**DIRECTIONS FOR THIS TASK**
Strip the pictures and reproduce the rest of the listing exactly.

◇ ◇ ◇ ◇ ◇

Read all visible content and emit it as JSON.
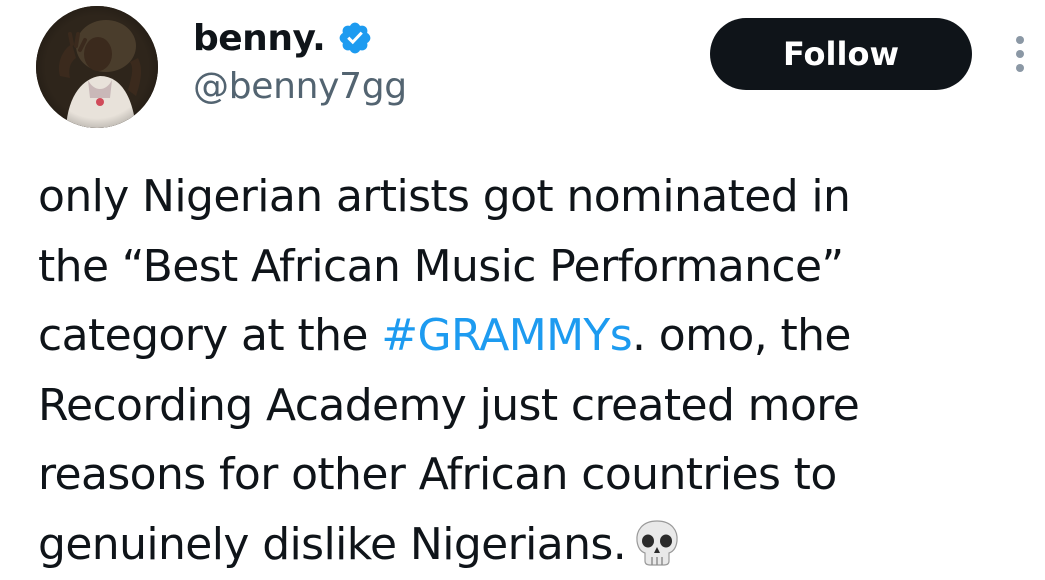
{
  "author": {
    "display_name": "benny.",
    "handle": "@benny7gg",
    "verified_icon": "verified-badge-icon",
    "avatar": "profile-photo"
  },
  "actions": {
    "follow_label": "Follow",
    "more_icon": "more-options-icon"
  },
  "tweet": {
    "lines": [
      "only Nigerian artists got nominated in",
      "the “Best African Music Performance”",
      "category at the ",
      ". omo, the",
      "Recording Academy just created more",
      "reasons for other African countries to",
      "genuinely dislike Nigerians."
    ],
    "hashtag": "#GRAMMYs",
    "emoji": "skull-emoji-icon"
  },
  "colors": {
    "text": "#0f1419",
    "secondary_text": "#536471",
    "link": "#1d9bf0",
    "verified": "#1d9bf0",
    "button_bg": "#0f1419"
  }
}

◇ ◇ ◇ ◇ ◇

**PROBLEM SOLUTION**
Read all visible content and emit it as JSON.
{
  "author": {
    "display_name": "benny.",
    "handle": "@benny7gg",
    "verified_icon": "verified-badge-icon",
    "avatar": "profile-photo"
  },
  "actions": {
    "follow_label": "Follow",
    "more_icon": "more-options-icon"
  },
  "tweet": {
    "lines": [
      "only Nigerian artists got nominated in",
      "the “Best African Music Performance”",
      "category at the ",
      ". omo, the",
      "Recording Academy just created more",
      "reasons for other African countries to",
      "genuinely dislike Nigerians."
    ],
    "hashtag": "#GRAMMYs",
    "emoji": "skull-emoji-icon"
  },
  "colors": {
    "text": "#0f1419",
    "secondary_text": "#536471",
    "link": "#1d9bf0",
    "verified": "#1d9bf0",
    "button_bg": "#0f1419"
  }
}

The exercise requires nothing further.